Task instructions: Each line that includes the string "käyttöön" counts once; give the total and nothing else.

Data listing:
* * * *
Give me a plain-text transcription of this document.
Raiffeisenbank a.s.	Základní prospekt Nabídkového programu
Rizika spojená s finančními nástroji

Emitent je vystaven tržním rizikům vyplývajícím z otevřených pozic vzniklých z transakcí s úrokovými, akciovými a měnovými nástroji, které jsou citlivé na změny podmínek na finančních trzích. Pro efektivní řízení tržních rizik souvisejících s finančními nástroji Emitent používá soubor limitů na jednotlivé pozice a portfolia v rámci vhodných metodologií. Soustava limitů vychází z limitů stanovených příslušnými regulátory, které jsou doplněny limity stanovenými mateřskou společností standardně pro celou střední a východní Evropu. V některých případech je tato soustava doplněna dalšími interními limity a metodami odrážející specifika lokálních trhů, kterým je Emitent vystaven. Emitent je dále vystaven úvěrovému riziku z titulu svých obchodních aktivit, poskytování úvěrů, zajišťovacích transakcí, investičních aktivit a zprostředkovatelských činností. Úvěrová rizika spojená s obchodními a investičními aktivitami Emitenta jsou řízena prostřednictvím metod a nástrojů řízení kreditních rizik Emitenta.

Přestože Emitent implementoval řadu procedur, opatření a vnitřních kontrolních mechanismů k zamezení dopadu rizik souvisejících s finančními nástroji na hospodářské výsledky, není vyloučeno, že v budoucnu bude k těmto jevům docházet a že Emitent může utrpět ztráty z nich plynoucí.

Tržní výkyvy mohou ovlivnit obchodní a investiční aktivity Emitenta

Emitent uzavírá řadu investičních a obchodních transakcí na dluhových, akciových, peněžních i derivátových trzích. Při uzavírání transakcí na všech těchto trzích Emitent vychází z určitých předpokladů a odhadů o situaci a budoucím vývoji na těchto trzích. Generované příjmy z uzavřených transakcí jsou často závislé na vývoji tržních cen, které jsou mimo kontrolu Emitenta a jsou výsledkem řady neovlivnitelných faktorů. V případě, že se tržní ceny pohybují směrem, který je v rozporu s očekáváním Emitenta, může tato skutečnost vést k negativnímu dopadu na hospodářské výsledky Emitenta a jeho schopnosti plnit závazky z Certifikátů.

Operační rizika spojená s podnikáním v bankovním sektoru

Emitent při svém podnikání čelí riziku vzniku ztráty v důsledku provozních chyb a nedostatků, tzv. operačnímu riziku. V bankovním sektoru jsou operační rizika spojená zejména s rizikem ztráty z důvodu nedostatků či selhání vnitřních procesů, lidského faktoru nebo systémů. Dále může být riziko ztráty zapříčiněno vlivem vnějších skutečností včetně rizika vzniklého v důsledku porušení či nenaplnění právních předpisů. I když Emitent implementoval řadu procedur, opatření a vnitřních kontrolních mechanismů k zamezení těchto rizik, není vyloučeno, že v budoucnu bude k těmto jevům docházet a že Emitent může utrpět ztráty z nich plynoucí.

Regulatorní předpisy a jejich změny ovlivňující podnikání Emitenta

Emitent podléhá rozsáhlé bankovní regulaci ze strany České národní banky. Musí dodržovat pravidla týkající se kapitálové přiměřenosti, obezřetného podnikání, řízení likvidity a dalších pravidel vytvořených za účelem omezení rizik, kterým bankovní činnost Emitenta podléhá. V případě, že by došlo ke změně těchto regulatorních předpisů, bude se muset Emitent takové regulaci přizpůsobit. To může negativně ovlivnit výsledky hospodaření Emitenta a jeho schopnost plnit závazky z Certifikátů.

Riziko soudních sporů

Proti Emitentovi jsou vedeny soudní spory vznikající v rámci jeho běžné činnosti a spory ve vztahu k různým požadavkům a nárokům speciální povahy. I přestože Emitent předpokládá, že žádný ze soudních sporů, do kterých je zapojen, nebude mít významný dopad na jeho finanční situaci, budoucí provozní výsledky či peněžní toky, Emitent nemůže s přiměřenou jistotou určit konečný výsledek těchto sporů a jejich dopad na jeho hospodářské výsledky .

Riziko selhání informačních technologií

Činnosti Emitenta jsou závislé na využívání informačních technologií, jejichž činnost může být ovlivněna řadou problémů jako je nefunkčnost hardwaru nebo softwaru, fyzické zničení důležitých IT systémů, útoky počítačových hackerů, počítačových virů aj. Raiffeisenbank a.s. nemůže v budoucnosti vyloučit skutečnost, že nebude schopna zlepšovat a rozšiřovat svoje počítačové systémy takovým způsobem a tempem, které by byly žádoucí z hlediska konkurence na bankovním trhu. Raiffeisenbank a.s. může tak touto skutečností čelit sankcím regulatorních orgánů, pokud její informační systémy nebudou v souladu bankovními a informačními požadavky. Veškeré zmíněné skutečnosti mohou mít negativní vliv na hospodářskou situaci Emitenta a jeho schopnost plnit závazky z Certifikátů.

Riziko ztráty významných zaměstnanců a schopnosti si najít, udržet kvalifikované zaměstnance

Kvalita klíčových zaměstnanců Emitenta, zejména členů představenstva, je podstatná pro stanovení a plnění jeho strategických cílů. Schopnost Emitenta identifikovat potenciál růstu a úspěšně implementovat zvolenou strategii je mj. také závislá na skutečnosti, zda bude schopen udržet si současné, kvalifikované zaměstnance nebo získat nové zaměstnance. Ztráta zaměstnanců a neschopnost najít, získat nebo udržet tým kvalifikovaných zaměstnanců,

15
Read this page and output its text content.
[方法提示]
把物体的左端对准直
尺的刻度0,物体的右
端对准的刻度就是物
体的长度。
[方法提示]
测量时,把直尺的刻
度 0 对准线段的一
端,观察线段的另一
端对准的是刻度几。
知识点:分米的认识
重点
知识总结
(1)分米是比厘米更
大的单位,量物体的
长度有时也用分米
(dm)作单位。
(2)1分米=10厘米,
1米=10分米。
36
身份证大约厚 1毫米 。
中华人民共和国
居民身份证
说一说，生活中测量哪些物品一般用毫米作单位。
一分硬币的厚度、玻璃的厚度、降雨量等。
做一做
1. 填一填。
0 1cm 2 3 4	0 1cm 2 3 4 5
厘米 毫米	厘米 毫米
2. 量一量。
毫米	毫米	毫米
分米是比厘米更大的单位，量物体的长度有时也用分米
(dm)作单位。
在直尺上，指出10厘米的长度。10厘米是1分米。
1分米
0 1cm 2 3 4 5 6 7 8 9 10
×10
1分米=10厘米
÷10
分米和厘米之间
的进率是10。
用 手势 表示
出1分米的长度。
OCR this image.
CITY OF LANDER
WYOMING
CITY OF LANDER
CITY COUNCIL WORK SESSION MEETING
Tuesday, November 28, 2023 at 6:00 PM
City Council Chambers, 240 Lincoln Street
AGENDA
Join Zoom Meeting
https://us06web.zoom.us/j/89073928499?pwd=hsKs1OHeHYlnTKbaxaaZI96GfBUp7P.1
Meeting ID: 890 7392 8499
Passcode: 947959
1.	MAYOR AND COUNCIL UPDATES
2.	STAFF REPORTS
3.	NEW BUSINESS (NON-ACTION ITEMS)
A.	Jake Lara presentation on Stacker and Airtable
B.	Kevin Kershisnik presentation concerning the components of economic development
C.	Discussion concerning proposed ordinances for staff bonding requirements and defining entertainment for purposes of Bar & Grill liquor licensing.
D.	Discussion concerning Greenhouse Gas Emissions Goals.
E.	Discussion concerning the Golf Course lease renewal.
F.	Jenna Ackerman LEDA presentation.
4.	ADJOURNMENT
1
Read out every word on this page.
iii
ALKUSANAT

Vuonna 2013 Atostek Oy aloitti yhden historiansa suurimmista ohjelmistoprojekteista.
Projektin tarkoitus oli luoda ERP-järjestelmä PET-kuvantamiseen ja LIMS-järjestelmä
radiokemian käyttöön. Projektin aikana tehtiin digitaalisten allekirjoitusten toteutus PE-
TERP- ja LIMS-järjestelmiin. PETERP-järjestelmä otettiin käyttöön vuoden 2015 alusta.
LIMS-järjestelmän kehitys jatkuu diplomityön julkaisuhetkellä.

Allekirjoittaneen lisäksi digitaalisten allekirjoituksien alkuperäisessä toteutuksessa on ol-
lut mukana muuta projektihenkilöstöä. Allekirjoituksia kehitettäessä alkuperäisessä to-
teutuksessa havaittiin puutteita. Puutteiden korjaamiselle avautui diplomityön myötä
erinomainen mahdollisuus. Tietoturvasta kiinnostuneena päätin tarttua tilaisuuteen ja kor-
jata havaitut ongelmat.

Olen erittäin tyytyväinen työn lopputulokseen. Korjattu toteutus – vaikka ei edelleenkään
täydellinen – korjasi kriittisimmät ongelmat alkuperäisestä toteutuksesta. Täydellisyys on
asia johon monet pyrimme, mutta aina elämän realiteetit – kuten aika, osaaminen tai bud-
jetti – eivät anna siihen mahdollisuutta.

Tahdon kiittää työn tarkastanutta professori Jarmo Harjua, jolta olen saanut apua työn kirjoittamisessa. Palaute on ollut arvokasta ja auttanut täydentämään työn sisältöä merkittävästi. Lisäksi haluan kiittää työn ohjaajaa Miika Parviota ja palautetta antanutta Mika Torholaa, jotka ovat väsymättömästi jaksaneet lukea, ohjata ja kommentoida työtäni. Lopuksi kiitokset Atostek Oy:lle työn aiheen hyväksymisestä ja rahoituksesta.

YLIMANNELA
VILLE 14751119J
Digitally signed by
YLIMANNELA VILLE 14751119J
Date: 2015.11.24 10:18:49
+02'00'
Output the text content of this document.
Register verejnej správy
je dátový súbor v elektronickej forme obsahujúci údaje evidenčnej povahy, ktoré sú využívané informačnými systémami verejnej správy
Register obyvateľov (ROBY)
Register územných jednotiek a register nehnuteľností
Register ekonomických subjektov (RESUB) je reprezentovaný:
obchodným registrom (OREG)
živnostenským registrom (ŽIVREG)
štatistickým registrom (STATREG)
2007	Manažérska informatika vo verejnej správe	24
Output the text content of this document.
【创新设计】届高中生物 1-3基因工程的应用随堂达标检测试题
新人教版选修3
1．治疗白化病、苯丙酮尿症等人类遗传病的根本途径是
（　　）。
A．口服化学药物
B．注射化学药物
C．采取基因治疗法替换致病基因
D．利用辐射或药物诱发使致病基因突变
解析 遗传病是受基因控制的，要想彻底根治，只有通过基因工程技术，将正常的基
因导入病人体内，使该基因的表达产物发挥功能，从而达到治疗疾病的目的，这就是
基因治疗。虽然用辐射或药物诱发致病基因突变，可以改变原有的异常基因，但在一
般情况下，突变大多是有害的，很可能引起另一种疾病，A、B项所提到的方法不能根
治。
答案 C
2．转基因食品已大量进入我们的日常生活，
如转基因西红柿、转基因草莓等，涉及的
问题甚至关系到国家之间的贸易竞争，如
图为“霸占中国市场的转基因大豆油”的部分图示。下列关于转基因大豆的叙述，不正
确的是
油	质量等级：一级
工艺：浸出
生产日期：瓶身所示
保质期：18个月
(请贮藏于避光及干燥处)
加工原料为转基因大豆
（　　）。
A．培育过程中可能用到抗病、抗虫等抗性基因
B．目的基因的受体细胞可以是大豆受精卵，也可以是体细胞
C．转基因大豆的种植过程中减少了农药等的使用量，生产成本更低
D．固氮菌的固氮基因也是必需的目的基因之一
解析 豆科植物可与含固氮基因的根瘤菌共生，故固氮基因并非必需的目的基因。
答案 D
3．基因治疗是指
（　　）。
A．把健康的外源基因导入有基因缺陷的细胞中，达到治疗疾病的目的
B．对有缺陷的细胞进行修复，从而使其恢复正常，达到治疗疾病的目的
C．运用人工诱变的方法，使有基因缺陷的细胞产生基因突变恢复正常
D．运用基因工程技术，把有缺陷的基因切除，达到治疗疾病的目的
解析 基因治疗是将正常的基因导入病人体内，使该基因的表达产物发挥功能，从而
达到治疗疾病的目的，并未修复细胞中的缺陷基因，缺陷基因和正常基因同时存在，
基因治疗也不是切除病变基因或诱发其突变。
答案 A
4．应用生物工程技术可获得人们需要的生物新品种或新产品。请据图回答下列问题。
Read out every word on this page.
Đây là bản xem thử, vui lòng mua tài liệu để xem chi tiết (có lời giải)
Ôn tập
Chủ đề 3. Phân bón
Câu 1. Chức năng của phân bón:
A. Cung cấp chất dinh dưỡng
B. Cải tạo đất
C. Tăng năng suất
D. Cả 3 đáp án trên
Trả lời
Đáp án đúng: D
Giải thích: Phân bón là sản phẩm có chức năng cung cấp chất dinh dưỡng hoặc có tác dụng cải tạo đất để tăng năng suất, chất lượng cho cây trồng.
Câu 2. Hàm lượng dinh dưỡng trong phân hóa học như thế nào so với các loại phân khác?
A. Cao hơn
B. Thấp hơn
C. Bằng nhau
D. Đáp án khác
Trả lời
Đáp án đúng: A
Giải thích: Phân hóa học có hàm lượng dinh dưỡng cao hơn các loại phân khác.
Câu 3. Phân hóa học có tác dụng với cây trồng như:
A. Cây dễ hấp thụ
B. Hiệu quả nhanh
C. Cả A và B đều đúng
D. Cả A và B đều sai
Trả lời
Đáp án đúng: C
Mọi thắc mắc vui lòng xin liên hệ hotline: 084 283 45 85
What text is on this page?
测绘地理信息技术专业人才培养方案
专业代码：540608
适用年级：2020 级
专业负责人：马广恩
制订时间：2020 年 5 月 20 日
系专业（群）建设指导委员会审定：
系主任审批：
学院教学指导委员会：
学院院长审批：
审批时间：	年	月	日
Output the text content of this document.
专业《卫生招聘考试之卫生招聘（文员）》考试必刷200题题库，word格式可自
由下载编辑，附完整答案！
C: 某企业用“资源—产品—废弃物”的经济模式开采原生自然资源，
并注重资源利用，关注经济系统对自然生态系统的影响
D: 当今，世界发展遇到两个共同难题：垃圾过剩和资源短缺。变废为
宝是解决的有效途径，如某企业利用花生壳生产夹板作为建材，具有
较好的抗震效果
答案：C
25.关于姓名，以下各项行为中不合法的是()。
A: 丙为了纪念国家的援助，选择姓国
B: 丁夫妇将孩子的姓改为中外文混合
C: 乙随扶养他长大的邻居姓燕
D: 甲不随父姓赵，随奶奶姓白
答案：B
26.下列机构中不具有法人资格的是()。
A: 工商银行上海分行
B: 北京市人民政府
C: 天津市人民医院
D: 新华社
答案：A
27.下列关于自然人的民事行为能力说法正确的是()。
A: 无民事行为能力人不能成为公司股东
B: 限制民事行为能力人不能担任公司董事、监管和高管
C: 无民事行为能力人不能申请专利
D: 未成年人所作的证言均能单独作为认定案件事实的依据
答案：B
* * * *
Exercise answer: 2